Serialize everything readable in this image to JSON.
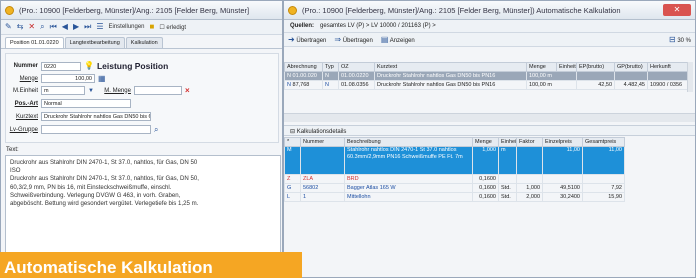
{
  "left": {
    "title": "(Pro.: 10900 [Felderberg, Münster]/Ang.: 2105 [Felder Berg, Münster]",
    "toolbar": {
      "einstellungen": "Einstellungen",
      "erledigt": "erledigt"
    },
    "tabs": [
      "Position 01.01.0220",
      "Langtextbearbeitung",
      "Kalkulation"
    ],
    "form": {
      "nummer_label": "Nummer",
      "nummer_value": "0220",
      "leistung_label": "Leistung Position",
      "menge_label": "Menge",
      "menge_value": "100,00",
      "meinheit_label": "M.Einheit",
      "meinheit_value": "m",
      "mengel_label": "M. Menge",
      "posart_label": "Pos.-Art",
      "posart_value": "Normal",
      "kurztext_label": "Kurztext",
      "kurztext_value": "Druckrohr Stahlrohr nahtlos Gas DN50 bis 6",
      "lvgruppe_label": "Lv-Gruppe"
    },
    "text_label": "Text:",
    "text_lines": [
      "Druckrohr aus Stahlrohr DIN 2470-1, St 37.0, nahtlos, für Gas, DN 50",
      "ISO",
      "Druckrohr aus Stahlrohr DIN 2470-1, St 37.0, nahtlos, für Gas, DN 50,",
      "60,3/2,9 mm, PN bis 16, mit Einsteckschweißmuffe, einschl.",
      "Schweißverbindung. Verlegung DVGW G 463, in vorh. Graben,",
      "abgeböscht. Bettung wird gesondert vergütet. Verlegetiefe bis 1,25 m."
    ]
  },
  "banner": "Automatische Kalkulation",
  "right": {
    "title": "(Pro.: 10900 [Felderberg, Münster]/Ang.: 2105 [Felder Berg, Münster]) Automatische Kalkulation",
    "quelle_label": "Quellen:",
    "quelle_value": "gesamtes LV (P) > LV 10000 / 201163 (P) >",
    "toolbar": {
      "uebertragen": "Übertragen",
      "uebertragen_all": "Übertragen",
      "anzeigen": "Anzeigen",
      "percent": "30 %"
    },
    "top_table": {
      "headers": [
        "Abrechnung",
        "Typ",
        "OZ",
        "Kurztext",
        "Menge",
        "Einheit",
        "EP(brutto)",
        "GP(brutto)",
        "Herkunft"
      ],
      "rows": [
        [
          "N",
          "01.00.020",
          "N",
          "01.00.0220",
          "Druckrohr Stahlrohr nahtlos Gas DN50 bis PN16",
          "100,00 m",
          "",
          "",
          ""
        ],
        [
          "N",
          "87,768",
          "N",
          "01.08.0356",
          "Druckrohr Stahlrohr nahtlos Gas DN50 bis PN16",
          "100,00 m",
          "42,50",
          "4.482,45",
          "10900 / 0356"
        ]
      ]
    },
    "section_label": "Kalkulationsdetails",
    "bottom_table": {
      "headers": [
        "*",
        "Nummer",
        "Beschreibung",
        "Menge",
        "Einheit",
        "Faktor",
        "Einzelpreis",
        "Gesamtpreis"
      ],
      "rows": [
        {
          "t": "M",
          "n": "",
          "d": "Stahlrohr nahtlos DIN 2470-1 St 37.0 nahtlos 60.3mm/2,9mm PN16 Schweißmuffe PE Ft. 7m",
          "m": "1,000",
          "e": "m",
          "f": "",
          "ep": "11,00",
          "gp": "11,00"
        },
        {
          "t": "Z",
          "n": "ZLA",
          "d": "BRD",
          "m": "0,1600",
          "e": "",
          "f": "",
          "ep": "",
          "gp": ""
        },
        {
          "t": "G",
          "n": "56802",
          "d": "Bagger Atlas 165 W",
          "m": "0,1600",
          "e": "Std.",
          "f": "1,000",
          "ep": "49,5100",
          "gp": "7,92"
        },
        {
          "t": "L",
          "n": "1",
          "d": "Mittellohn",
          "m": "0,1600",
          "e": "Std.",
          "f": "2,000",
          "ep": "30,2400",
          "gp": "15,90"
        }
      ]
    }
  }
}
■ ■ ■
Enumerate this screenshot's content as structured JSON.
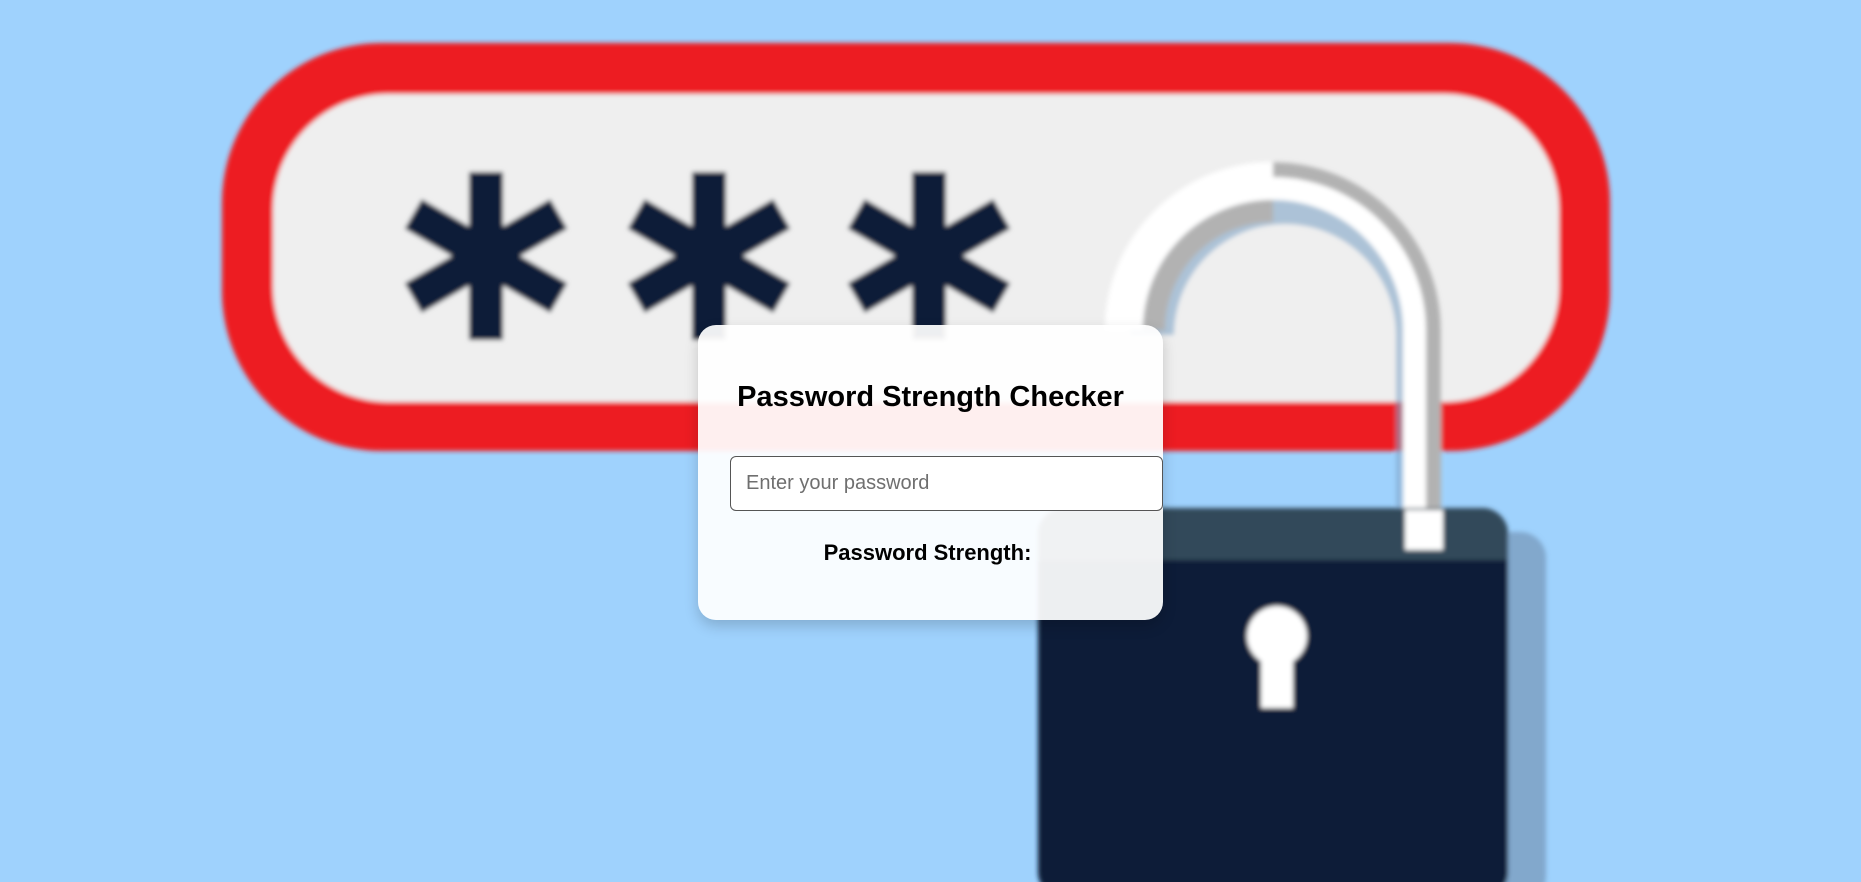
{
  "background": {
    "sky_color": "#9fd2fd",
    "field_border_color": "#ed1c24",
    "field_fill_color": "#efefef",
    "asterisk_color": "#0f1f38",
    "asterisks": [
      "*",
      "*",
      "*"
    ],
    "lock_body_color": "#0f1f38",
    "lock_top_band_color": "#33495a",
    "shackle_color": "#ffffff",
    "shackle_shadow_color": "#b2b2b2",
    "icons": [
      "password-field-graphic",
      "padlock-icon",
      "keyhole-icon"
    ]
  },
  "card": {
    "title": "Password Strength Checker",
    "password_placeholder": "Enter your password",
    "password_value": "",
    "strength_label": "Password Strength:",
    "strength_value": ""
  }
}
■ ■ ■
Task prompt:
Count the lines in the records above that contain the word "Berg", and give only that number.

Answer in full:
2